**THE TASK:** Images excluded, repeat each entry below exactly.

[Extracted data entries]
* * *

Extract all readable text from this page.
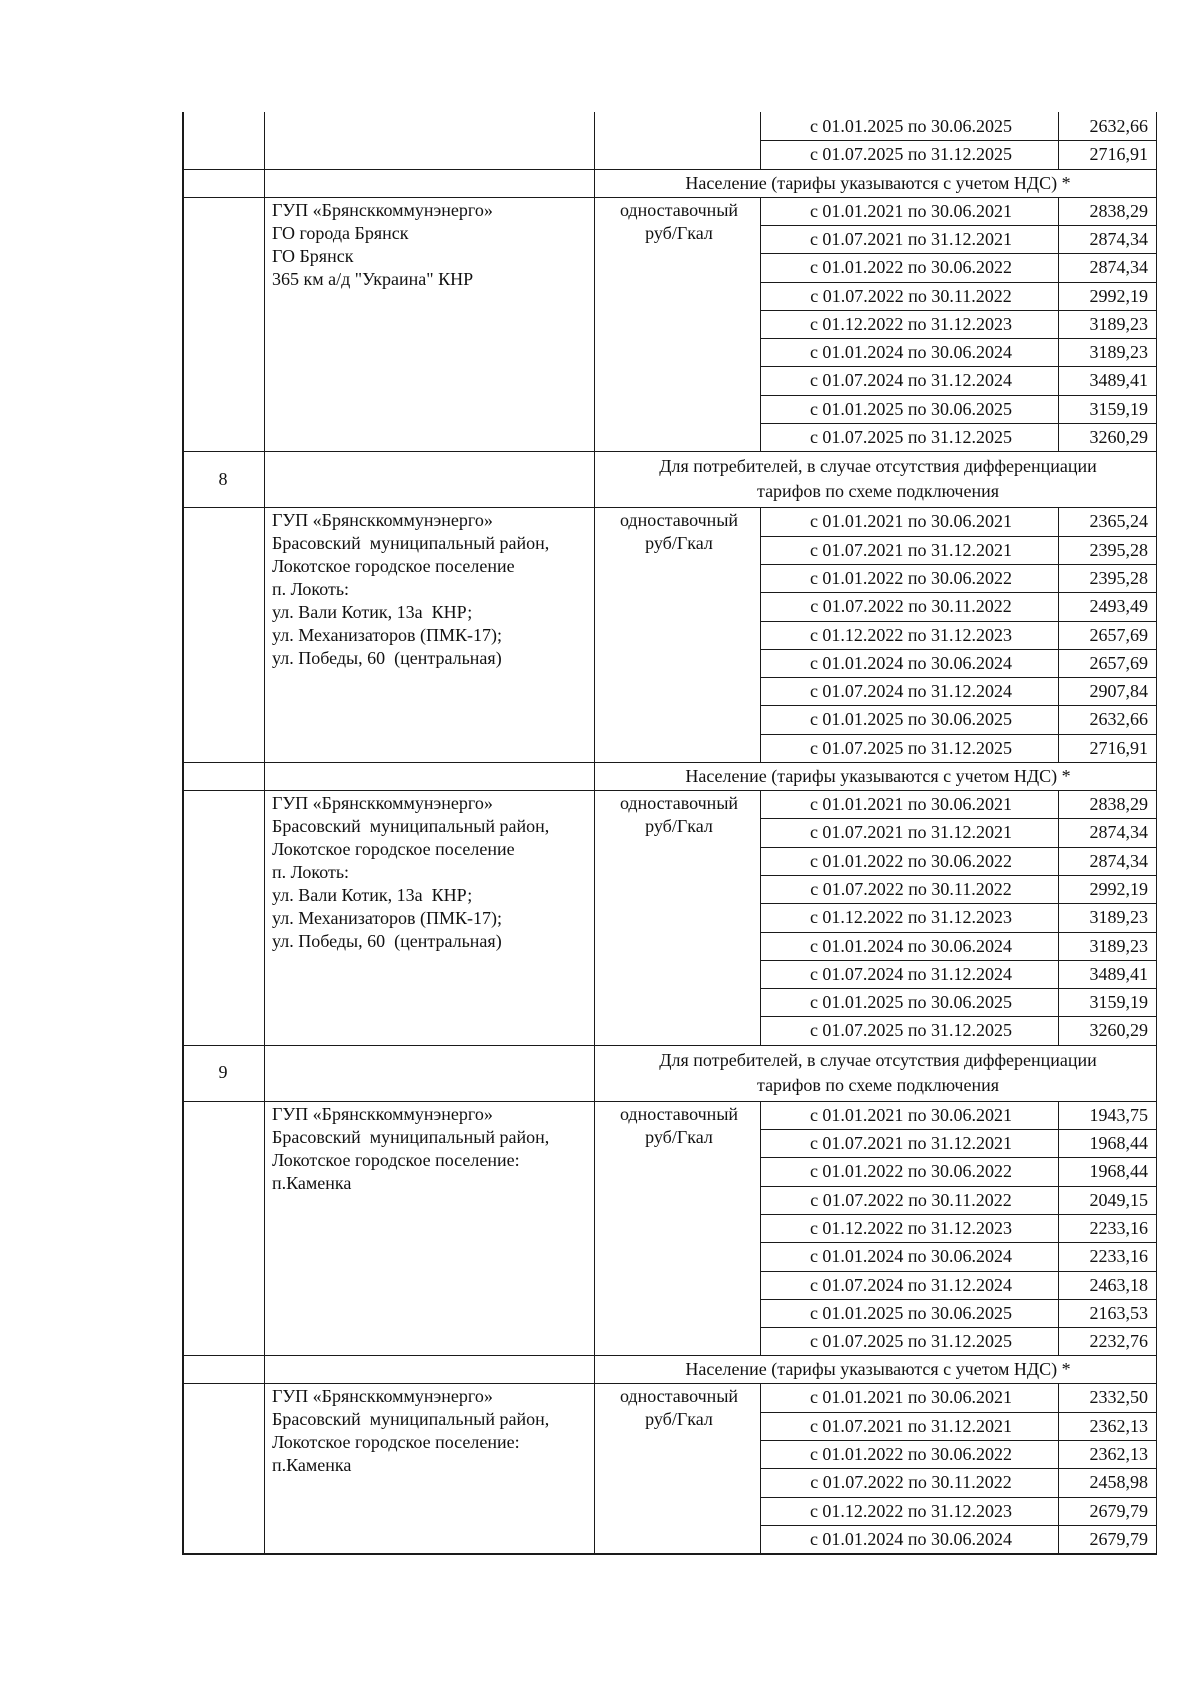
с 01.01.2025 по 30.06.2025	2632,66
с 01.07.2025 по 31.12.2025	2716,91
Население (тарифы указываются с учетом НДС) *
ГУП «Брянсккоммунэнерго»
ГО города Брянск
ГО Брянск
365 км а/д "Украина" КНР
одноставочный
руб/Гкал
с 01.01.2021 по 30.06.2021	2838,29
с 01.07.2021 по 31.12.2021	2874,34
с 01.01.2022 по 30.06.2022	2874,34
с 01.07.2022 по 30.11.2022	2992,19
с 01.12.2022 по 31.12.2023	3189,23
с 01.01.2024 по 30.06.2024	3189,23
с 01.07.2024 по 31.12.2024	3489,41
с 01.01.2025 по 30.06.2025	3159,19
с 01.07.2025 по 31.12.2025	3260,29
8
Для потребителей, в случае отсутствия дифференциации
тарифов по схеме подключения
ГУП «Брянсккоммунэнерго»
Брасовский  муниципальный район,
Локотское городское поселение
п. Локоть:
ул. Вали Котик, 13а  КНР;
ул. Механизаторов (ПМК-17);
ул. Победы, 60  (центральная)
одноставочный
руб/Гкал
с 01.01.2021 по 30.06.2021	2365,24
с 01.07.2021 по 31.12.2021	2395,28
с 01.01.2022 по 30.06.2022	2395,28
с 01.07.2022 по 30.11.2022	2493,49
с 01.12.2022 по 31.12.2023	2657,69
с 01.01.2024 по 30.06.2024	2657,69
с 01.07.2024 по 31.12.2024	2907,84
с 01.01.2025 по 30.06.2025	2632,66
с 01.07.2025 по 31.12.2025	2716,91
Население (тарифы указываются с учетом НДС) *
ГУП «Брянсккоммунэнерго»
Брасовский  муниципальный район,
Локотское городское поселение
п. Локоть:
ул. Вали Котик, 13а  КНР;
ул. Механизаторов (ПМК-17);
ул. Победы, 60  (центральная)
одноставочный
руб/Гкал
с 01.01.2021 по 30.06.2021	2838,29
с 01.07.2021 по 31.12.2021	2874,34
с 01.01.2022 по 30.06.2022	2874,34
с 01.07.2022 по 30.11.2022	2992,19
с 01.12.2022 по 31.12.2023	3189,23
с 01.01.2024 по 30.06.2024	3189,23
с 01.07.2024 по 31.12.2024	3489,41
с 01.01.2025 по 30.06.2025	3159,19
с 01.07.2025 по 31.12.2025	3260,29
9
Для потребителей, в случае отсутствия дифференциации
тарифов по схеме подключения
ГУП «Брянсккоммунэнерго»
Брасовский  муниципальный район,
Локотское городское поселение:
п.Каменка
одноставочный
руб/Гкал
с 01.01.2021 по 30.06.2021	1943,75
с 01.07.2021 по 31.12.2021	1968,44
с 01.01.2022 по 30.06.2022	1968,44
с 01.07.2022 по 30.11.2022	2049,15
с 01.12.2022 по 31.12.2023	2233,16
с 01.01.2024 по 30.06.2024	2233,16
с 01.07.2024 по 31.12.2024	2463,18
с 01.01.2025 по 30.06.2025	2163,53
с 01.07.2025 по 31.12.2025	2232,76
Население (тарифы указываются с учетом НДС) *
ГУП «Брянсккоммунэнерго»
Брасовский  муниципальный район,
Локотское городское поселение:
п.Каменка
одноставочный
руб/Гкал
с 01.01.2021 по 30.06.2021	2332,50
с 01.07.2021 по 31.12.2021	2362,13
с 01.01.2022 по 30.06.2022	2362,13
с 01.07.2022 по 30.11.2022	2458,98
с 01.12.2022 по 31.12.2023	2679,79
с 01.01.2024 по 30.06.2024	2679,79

* * *

**RESULT OF THE TASK:**
Extract all readable text from this page.
с 01.01.2025 по 30.06.2025	2632,66
с 01.07.2025 по 31.12.2025	2716,91
Население (тарифы указываются с учетом НДС) *
ГУП «Брянсккоммунэнерго»
ГО города Брянск
ГО Брянск
365 км а/д "Украина" КНР
одноставочный
руб/Гкал
с 01.01.2021 по 30.06.2021	2838,29
с 01.07.2021 по 31.12.2021	2874,34
с 01.01.2022 по 30.06.2022	2874,34
с 01.07.2022 по 30.11.2022	2992,19
с 01.12.2022 по 31.12.2023	3189,23
с 01.01.2024 по 30.06.2024	3189,23
с 01.07.2024 по 31.12.2024	3489,41
с 01.01.2025 по 30.06.2025	3159,19
с 01.07.2025 по 31.12.2025	3260,29
8
Для потребителей, в случае отсутствия дифференциации
тарифов по схеме подключения
ГУП «Брянсккоммунэнерго»
Брасовский  муниципальный район,
Локотское городское поселение
п. Локоть:
ул. Вали Котик, 13а  КНР;
ул. Механизаторов (ПМК-17);
ул. Победы, 60  (центральная)
одноставочный
руб/Гкал
с 01.01.2021 по 30.06.2021	2365,24
с 01.07.2021 по 31.12.2021	2395,28
с 01.01.2022 по 30.06.2022	2395,28
с 01.07.2022 по 30.11.2022	2493,49
с 01.12.2022 по 31.12.2023	2657,69
с 01.01.2024 по 30.06.2024	2657,69
с 01.07.2024 по 31.12.2024	2907,84
с 01.01.2025 по 30.06.2025	2632,66
с 01.07.2025 по 31.12.2025	2716,91
Население (тарифы указываются с учетом НДС) *
ГУП «Брянсккоммунэнерго»
Брасовский  муниципальный район,
Локотское городское поселение
п. Локоть:
ул. Вали Котик, 13а  КНР;
ул. Механизаторов (ПМК-17);
ул. Победы, 60  (центральная)
одноставочный
руб/Гкал
с 01.01.2021 по 30.06.2021	2838,29
с 01.07.2021 по 31.12.2021	2874,34
с 01.01.2022 по 30.06.2022	2874,34
с 01.07.2022 по 30.11.2022	2992,19
с 01.12.2022 по 31.12.2023	3189,23
с 01.01.2024 по 30.06.2024	3189,23
с 01.07.2024 по 31.12.2024	3489,41
с 01.01.2025 по 30.06.2025	3159,19
с 01.07.2025 по 31.12.2025	3260,29
9
Для потребителей, в случае отсутствия дифференциации
тарифов по схеме подключения
ГУП «Брянсккоммунэнерго»
Брасовский  муниципальный район,
Локотское городское поселение:
п.Каменка
одноставочный
руб/Гкал
с 01.01.2021 по 30.06.2021	1943,75
с 01.07.2021 по 31.12.2021	1968,44
с 01.01.2022 по 30.06.2022	1968,44
с 01.07.2022 по 30.11.2022	2049,15
с 01.12.2022 по 31.12.2023	2233,16
с 01.01.2024 по 30.06.2024	2233,16
с 01.07.2024 по 31.12.2024	2463,18
с 01.01.2025 по 30.06.2025	2163,53
с 01.07.2025 по 31.12.2025	2232,76
Население (тарифы указываются с учетом НДС) *
ГУП «Брянсккоммунэнерго»
Брасовский  муниципальный район,
Локотское городское поселение:
п.Каменка
одноставочный
руб/Гкал
с 01.01.2021 по 30.06.2021	2332,50
с 01.07.2021 по 31.12.2021	2362,13
с 01.01.2022 по 30.06.2022	2362,13
с 01.07.2022 по 30.11.2022	2458,98
с 01.12.2022 по 31.12.2023	2679,79
с 01.01.2024 по 30.06.2024	2679,79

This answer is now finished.